▶ _REQUIREMENTS_
Search the material for the word "delectus" and copy each line that holds it.

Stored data
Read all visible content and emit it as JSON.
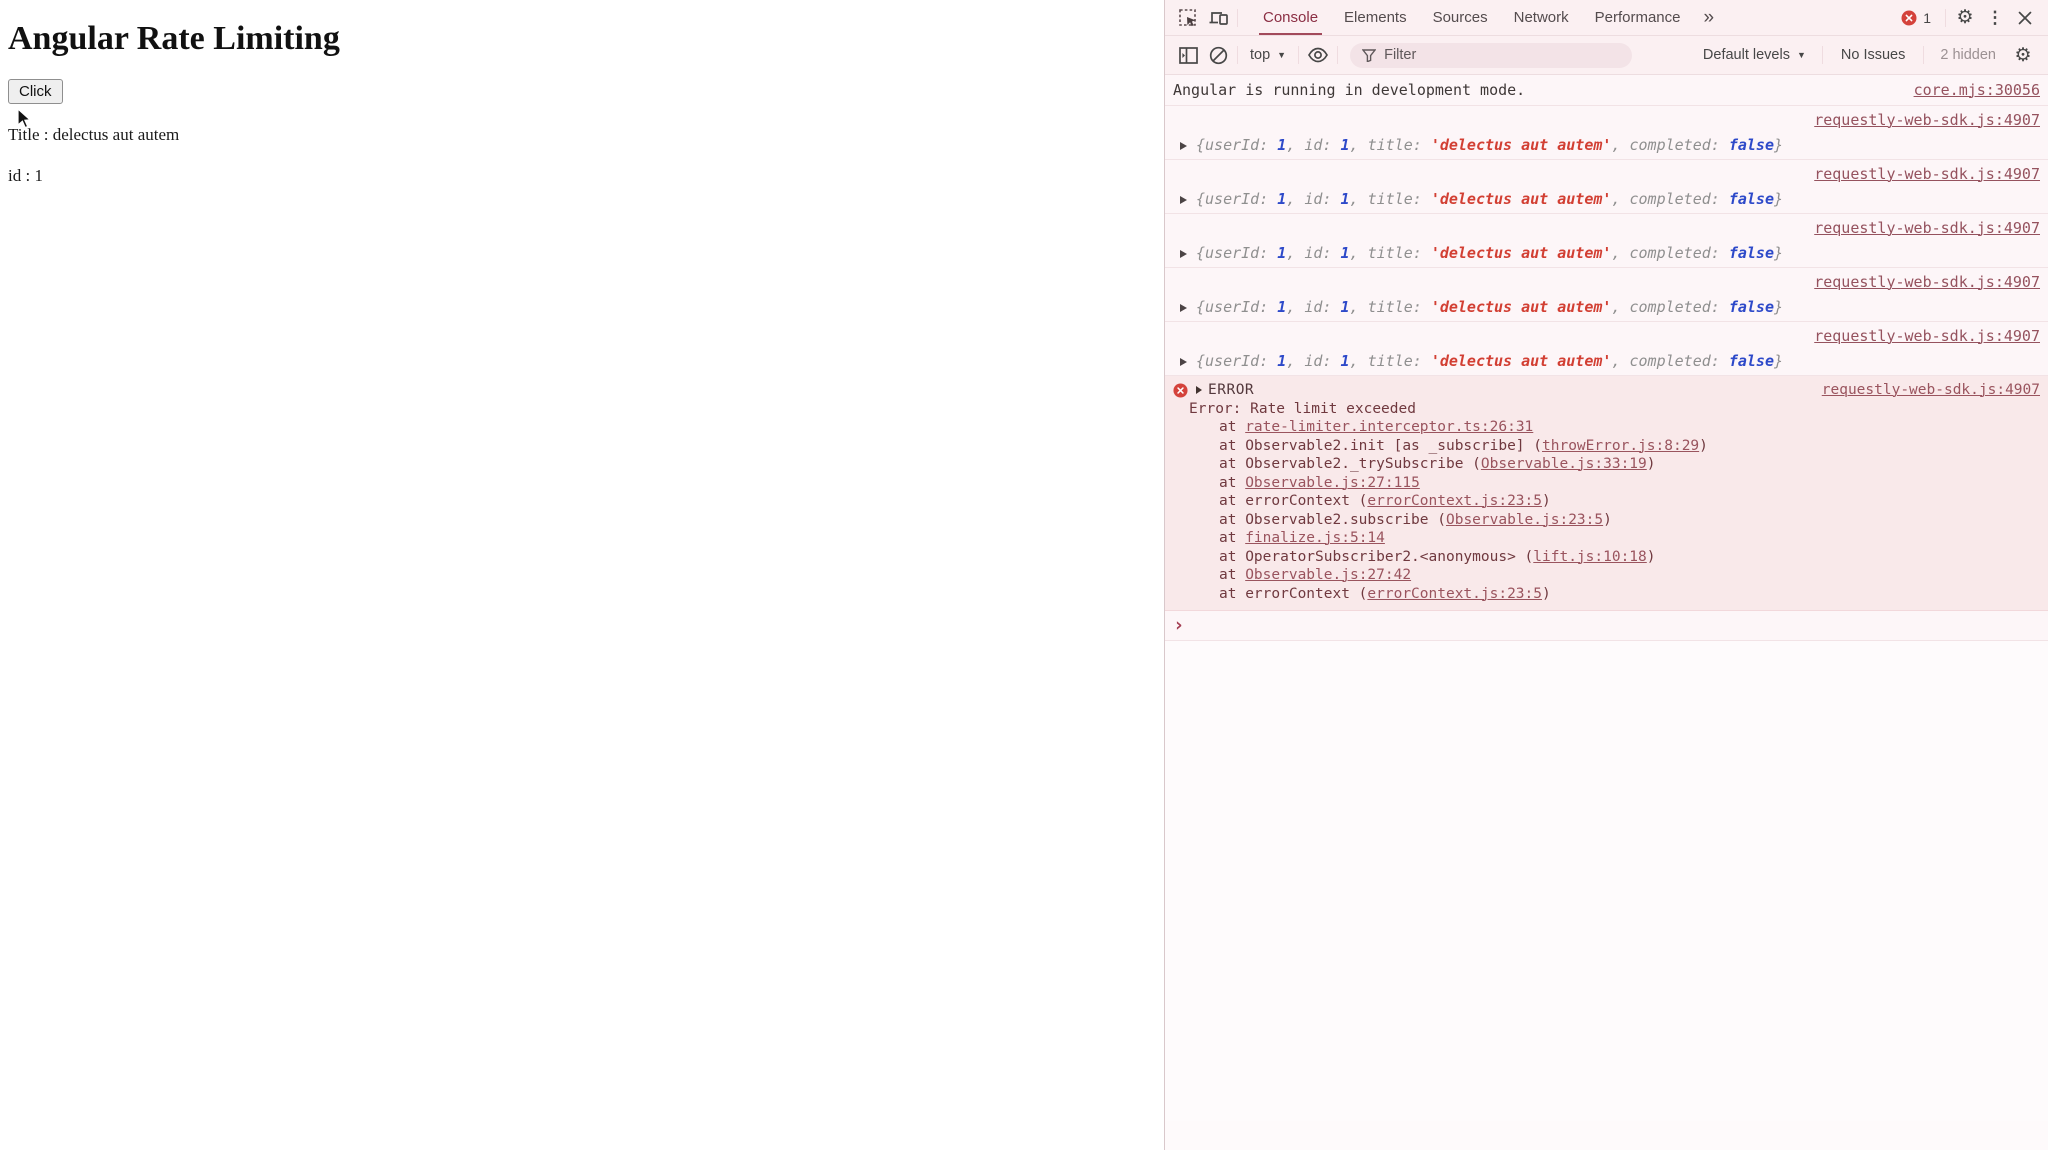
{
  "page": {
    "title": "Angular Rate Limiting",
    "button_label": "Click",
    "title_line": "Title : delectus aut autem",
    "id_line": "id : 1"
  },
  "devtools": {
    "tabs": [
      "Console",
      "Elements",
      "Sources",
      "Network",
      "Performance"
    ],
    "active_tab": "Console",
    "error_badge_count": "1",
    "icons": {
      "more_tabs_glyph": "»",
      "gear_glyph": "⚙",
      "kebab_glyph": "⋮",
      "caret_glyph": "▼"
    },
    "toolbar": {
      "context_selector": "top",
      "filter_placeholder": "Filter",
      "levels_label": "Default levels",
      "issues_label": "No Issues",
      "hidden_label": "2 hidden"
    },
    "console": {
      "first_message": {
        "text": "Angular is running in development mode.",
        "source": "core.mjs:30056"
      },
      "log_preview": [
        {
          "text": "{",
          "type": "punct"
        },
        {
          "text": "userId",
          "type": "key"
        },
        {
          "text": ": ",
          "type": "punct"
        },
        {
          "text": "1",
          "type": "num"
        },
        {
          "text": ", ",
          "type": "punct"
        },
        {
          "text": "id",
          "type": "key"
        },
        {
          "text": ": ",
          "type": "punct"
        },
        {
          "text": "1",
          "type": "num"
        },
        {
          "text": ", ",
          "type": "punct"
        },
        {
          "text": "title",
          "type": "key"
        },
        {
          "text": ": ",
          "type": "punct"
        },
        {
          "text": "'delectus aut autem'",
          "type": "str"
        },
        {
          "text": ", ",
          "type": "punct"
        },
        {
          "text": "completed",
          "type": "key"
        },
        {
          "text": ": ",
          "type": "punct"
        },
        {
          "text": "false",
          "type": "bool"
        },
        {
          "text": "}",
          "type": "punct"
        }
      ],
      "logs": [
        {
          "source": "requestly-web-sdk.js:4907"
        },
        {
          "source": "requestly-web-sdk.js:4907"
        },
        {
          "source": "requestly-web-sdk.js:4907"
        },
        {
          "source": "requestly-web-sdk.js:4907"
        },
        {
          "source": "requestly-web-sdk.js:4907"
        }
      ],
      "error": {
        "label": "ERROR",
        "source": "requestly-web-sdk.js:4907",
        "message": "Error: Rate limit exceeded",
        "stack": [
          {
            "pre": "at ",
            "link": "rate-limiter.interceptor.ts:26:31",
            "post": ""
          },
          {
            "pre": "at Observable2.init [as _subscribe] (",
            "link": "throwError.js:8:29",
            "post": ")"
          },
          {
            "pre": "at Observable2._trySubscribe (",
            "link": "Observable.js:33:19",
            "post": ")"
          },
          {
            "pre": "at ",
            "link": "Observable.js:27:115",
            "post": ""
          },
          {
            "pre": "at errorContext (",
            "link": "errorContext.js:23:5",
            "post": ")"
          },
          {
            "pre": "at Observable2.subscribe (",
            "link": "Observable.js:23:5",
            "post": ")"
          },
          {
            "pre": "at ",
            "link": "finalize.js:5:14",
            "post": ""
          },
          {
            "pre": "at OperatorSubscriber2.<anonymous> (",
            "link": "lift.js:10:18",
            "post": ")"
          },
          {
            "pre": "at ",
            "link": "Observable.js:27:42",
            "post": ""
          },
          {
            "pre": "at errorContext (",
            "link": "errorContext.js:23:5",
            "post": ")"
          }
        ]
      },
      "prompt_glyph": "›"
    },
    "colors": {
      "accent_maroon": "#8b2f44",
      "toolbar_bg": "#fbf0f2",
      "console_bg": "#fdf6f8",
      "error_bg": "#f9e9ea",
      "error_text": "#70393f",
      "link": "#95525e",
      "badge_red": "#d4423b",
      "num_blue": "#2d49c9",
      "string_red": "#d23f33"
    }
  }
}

▶ _SOLUTION TO THE PROBLEM_
    "title_line": "Title : delectus aut autem",
          "text": "'delectus aut autem'",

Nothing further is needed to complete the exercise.